Start of TASK INPUT
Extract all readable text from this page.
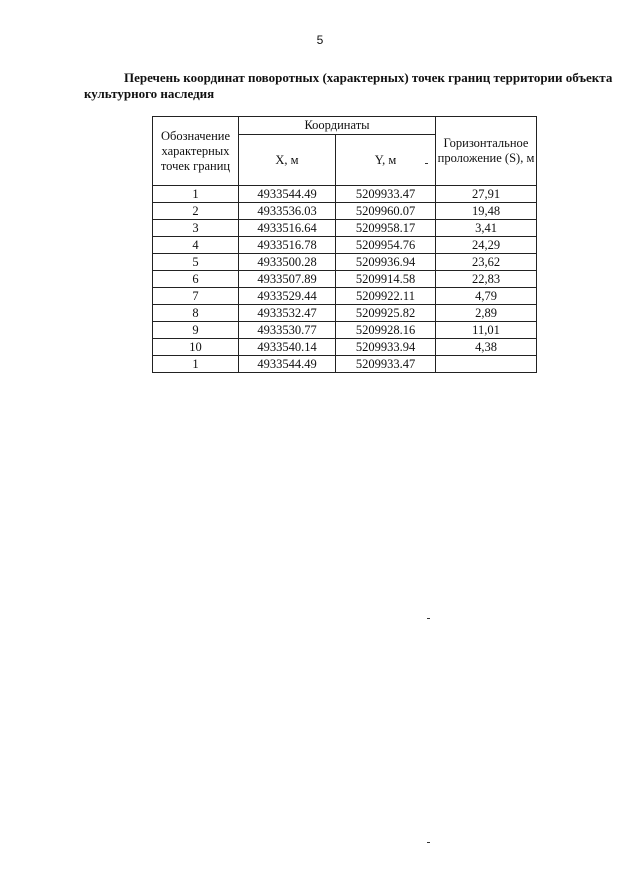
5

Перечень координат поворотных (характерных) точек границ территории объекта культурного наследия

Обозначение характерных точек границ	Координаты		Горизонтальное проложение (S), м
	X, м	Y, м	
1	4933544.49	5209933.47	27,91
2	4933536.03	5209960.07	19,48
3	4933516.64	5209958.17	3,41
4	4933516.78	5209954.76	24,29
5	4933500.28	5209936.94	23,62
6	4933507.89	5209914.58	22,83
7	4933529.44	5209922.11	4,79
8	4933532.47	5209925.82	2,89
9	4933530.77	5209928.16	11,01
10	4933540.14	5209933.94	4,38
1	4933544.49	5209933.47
End of TASK INPUT
Start of TASK INPUT
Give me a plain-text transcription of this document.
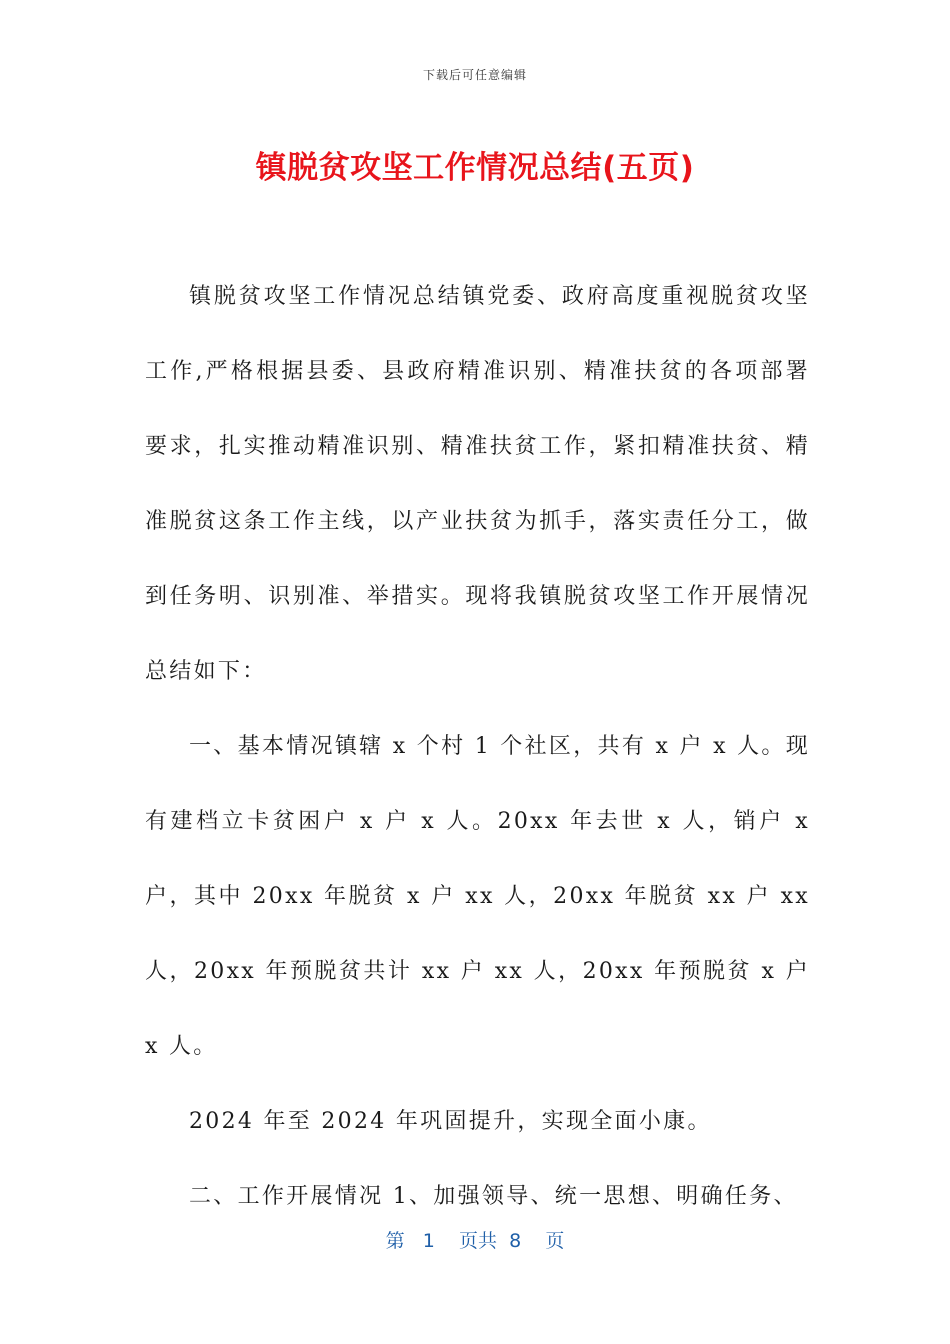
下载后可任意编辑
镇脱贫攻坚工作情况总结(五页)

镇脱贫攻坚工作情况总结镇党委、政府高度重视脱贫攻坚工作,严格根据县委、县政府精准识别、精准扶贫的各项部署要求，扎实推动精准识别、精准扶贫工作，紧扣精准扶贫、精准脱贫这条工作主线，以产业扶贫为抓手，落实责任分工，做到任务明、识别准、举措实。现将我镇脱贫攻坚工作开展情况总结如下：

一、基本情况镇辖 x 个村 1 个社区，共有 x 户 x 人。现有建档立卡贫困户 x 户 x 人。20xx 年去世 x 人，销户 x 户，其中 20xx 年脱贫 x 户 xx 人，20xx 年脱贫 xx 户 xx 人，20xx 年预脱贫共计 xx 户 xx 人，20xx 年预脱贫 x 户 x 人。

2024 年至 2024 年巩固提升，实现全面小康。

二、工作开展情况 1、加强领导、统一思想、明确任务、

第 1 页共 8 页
End of TASK INPUT
Review the preceding data and report every line that includes the string "this".

OUTPUT:
Extract all readable text from this page.
Give me a plain-text transcription of this document.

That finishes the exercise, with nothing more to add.